### Exercise
Only a number is wanted. Count the lines holding the string "color".

(Data entries)
=======
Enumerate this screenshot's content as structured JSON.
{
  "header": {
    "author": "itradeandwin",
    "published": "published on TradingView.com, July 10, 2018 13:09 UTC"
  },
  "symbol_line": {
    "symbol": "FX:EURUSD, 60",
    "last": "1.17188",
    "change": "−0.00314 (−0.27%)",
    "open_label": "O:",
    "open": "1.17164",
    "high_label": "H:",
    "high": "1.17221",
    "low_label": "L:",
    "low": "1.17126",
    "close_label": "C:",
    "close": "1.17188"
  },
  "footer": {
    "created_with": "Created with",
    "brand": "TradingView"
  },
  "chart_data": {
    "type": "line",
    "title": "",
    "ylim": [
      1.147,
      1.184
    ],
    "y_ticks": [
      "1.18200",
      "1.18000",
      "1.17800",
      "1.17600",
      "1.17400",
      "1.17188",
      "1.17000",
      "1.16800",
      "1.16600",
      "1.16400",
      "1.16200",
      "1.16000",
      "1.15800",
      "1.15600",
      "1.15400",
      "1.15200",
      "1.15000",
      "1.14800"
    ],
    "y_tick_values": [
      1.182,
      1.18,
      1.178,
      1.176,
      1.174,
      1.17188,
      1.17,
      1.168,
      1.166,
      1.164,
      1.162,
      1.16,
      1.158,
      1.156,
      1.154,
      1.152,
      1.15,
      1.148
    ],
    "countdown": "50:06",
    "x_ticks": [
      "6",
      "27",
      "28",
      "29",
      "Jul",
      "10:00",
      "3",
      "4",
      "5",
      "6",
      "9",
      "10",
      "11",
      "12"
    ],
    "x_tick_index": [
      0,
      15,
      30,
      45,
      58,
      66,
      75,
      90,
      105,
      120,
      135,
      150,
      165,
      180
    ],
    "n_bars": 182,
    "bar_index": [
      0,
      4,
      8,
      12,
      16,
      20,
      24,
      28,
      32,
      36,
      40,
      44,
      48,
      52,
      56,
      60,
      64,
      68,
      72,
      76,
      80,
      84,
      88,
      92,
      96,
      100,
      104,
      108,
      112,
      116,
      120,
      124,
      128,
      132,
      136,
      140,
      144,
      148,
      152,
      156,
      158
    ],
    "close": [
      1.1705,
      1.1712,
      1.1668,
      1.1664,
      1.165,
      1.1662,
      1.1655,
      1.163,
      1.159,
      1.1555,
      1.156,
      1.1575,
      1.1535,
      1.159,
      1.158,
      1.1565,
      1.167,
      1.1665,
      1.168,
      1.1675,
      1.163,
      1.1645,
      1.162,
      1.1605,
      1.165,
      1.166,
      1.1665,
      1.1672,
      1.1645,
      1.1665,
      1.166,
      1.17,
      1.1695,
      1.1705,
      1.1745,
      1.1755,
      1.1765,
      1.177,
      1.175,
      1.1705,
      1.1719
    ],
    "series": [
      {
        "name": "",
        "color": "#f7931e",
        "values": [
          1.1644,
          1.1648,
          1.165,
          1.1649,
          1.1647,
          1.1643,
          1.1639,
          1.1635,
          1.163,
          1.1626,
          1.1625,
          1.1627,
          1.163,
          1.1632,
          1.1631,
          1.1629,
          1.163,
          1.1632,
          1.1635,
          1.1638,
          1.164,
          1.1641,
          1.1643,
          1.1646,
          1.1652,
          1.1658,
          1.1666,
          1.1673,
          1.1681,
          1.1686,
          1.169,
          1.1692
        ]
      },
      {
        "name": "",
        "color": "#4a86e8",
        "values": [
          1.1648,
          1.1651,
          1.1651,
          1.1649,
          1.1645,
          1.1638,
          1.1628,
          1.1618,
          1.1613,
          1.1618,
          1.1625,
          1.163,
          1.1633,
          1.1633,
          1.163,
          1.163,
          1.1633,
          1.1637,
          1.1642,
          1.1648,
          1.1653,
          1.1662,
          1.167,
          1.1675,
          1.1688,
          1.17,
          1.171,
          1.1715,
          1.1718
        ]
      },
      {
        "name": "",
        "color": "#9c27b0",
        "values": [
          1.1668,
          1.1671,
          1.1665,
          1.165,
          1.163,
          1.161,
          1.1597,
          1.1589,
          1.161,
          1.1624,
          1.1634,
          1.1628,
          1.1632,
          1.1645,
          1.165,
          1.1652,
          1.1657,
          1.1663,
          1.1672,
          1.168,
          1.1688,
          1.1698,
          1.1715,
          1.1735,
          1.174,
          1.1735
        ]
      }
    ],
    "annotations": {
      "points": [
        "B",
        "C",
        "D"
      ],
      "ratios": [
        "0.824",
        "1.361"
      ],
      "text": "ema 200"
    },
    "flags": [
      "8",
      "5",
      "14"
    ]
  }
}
=======
### Expected answer
3